[begin RECORDS TO PROCESS]

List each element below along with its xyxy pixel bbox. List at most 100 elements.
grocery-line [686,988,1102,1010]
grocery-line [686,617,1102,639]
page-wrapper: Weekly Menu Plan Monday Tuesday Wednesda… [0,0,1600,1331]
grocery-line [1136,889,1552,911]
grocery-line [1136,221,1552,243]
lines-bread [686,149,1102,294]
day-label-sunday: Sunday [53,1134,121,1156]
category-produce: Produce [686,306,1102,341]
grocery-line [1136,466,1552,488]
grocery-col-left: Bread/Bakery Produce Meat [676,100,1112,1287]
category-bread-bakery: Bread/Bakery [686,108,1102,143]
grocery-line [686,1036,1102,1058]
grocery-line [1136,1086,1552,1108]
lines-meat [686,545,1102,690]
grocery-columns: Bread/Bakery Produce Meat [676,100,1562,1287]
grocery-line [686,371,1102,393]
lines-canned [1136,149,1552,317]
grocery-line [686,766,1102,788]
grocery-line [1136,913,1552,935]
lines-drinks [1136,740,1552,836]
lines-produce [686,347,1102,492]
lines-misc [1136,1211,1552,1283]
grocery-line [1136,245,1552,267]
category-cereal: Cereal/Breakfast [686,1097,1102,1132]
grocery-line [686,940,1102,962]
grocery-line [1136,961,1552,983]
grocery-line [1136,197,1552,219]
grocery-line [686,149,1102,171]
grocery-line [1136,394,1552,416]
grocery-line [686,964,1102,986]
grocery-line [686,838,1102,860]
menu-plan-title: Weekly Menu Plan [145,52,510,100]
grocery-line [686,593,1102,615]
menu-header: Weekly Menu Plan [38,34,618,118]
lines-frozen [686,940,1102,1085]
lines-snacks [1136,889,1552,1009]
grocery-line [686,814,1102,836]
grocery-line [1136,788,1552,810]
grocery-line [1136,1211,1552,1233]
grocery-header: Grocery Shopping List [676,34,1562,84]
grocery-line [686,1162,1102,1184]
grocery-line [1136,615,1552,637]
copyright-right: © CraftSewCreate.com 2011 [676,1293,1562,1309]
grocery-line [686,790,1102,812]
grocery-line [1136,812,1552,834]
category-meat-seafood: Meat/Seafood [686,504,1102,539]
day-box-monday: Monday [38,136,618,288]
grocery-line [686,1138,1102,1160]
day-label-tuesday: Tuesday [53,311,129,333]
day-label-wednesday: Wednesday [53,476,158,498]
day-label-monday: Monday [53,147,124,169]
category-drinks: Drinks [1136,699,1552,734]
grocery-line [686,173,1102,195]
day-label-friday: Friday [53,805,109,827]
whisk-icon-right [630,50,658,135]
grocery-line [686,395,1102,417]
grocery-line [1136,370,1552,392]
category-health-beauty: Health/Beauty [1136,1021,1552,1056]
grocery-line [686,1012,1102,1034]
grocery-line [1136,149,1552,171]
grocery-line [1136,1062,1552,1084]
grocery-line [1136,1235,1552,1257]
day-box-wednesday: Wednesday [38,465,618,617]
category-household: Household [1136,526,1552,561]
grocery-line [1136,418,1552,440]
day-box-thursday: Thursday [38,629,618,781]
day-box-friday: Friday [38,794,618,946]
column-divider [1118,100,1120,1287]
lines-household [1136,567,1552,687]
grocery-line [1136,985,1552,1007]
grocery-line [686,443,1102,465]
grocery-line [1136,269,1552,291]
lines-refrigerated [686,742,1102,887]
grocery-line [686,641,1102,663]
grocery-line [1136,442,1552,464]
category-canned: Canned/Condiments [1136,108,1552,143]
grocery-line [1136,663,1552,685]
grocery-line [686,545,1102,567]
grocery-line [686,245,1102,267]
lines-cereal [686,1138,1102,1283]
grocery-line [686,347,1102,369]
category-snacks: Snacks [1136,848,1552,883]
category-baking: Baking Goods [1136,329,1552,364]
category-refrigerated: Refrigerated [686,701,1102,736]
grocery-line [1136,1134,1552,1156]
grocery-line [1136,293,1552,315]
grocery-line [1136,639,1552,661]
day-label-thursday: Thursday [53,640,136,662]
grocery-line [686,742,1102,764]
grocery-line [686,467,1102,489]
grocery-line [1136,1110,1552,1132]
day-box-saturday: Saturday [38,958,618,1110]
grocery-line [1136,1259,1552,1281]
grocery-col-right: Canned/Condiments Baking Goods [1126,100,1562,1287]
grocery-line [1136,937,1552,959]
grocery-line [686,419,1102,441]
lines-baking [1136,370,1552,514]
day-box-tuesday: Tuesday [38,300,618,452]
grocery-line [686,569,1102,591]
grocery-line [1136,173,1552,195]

[end RECORDS TO PROCESS]

TASK BRIEF: Copy every line above that contains the string "refrigerated", treating uppercase and lowercase letters as different.

RESULT OF THE EXERCISE:
lines-refrigerated [686,742,1102,887]
category-refrigerated: Refrigerated [686,701,1102,736]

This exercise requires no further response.